▶ _Given task_
Filter out everything except lines holding "乙方获得土地经营权后".
# # # # # # #
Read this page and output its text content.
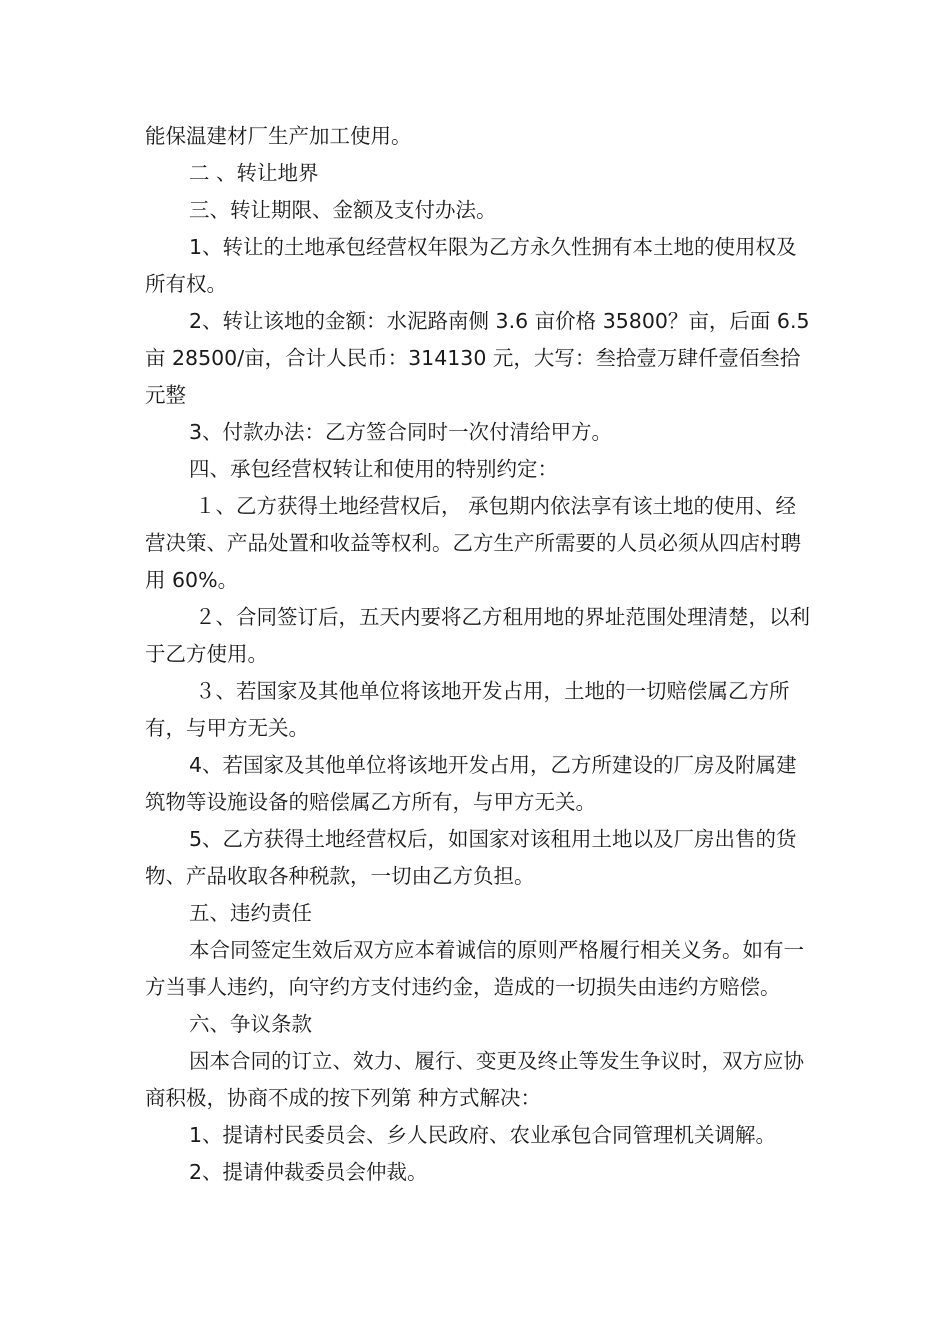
能保温建材厂生产加工使用。

二 、转让地界

三、转让期限、金额及支付办法。

1、转让的土地承包经营权年限为乙方永久性拥有本土地的使用权及所有权。

2、转让该地的金额：水泥路南侧 3.6 亩价格 35800？亩，后面 6.5 亩 28500/亩，合计人民币：314130 元，大写：叁拾壹万肆仟壹佰叁拾元整

3、付款办法：乙方签合同时一次付清给甲方。

四、承包经营权转让和使用的特别约定：

１、乙方获得土地经营权后， 承包期内依法享有该土地的使用、经营决策、产品处置和收益等权利。乙方生产所需要的人员必须从四店村聘用 60%。

２、合同签订后，五天内要将乙方租用地的界址范围处理清楚，以利于乙方使用。

３、若国家及其他单位将该地开发占用，土地的一切赔偿属乙方所有，与甲方无关。

4、若国家及其他单位将该地开发占用，乙方所建设的厂房及附属建筑物等设施设备的赔偿属乙方所有，与甲方无关。

5、乙方获得土地经营权后，如国家对该租用土地以及厂房出售的货物、产品收取各种税款，一切由乙方负担。

五、违约责任

本合同签定生效后双方应本着诚信的原则严格履行相关义务。如有一方当事人违约，向守约方支付违约金，造成的一切损失由违约方赔偿。

六、争议条款

因本合同的订立、效力、履行、变更及终止等发生争议时，双方应协商积极，协商不成的按下列第 种方式解决：

1、提请村民委员会、乡人民政府、农业承包合同管理机关调解。

2、提请仲裁委员会仲裁。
# # # # # # #
▶ _Result of this exercise_
１、乙方获得土地经营权后， 承包期内依法享有该土地的使用、经营决策、产品处置和收益等权利。乙方生产所需要的人员必须从四店村聘用 60%。
5、乙方获得土地经营权后，如国家对该租用土地以及厂房出售的货物、产品收取各种税款，一切由乙方负担。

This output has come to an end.